START
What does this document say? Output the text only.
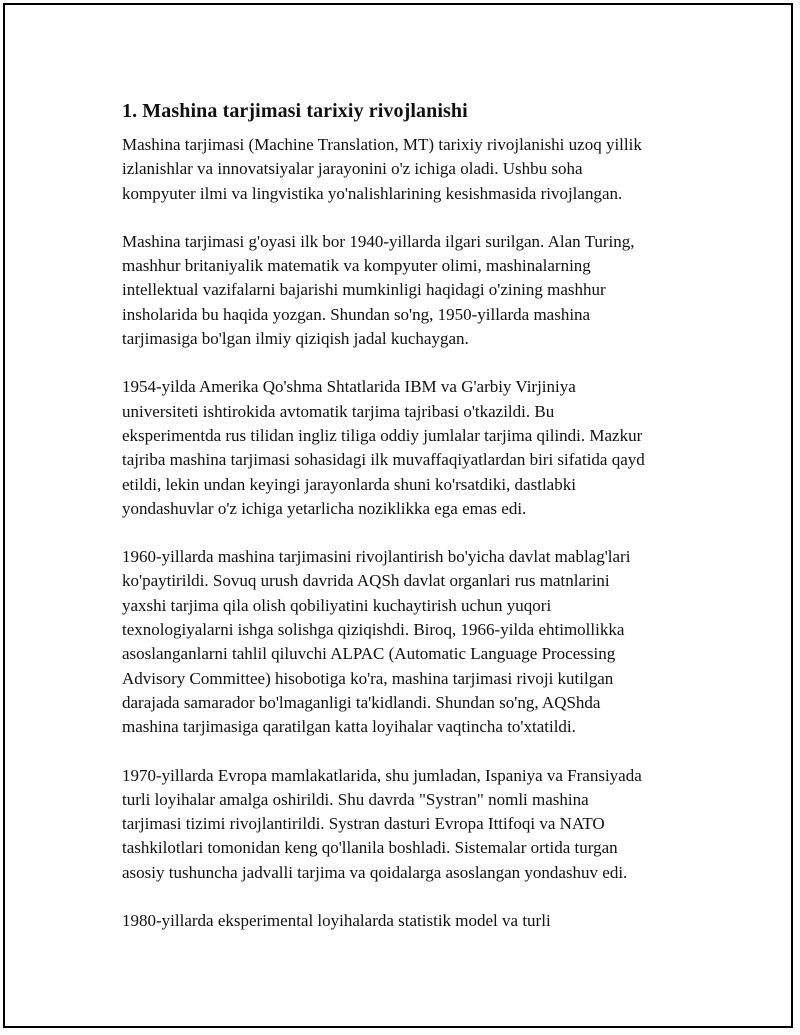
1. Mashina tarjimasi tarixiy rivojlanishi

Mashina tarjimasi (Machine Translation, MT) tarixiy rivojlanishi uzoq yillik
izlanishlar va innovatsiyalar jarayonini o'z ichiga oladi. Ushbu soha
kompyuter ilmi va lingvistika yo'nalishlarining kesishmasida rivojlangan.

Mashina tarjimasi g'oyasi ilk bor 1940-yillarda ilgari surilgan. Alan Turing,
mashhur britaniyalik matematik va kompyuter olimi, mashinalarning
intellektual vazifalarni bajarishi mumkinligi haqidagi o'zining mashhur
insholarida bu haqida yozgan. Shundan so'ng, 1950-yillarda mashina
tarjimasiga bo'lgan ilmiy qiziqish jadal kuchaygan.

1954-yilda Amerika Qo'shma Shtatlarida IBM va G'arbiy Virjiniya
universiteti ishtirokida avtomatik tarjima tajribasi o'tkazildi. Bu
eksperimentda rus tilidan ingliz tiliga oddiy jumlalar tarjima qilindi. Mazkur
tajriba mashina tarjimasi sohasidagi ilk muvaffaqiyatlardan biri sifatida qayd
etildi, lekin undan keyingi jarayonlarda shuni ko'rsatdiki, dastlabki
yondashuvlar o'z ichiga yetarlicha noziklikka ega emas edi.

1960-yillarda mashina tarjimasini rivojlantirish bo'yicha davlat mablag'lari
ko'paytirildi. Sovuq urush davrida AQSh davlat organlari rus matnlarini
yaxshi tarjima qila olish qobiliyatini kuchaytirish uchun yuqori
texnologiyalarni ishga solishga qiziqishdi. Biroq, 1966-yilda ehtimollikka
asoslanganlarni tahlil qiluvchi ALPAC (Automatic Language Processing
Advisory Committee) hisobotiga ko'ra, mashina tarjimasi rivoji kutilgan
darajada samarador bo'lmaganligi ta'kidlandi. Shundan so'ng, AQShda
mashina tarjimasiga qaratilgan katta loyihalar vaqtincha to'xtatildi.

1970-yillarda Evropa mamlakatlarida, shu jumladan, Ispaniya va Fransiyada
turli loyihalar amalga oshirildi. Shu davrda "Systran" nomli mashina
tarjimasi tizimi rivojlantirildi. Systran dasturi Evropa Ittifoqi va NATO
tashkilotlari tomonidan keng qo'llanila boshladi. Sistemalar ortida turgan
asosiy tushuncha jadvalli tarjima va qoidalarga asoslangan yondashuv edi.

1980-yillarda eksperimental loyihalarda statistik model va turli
END
START
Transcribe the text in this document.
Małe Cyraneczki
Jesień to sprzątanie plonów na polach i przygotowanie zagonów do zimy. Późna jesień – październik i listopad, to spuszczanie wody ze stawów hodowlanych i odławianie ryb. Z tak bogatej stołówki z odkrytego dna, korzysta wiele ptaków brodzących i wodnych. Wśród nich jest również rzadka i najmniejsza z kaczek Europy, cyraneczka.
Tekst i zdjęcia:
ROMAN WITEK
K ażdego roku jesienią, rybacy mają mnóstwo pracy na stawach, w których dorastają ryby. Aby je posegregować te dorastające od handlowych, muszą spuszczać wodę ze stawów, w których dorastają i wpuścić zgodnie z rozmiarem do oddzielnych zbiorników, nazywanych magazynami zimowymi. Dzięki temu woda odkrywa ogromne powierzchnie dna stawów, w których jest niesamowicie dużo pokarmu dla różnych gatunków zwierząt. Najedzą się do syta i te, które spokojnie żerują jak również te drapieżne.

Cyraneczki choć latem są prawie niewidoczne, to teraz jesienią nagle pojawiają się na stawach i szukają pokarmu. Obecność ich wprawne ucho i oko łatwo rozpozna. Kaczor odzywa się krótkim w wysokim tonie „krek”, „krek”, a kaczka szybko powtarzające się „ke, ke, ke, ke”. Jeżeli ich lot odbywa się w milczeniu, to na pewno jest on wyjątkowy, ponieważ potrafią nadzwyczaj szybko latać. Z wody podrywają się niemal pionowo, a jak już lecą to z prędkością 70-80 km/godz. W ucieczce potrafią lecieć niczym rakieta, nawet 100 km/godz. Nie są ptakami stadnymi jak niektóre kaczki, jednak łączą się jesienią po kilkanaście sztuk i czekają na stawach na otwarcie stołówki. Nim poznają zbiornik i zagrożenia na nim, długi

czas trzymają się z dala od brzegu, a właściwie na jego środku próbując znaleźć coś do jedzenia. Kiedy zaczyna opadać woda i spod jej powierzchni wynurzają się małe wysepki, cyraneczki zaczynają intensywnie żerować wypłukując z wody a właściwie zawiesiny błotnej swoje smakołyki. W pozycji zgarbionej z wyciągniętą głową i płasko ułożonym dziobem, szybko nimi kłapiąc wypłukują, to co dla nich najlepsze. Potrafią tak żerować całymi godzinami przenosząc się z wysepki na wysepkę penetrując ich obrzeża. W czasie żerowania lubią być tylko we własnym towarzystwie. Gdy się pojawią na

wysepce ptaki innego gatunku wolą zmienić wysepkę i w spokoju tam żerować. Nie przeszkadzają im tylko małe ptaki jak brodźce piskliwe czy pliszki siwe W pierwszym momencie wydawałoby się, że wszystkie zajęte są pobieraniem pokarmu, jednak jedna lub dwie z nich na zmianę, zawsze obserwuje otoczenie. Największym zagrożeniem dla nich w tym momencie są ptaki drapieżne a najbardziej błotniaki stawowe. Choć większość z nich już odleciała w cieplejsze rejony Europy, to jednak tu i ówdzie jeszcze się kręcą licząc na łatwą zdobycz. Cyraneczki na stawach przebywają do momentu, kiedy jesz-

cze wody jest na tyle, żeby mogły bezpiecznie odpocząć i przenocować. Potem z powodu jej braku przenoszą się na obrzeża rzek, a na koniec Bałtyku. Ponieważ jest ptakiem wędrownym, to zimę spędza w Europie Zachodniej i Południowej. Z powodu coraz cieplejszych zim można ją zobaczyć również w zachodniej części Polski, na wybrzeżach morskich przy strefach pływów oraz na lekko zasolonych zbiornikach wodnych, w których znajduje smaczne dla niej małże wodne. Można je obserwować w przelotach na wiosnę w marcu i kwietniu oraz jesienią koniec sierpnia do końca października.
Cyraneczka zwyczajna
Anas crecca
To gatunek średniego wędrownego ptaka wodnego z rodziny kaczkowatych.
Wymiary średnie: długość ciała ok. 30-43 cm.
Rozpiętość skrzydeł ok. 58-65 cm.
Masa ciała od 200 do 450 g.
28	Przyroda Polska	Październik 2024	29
END
PROBLEM STATEMENT: Each line that holds the string "tarixiy" counts once; give the total and nothing else.

SOLUTION TO THIS TASK: 2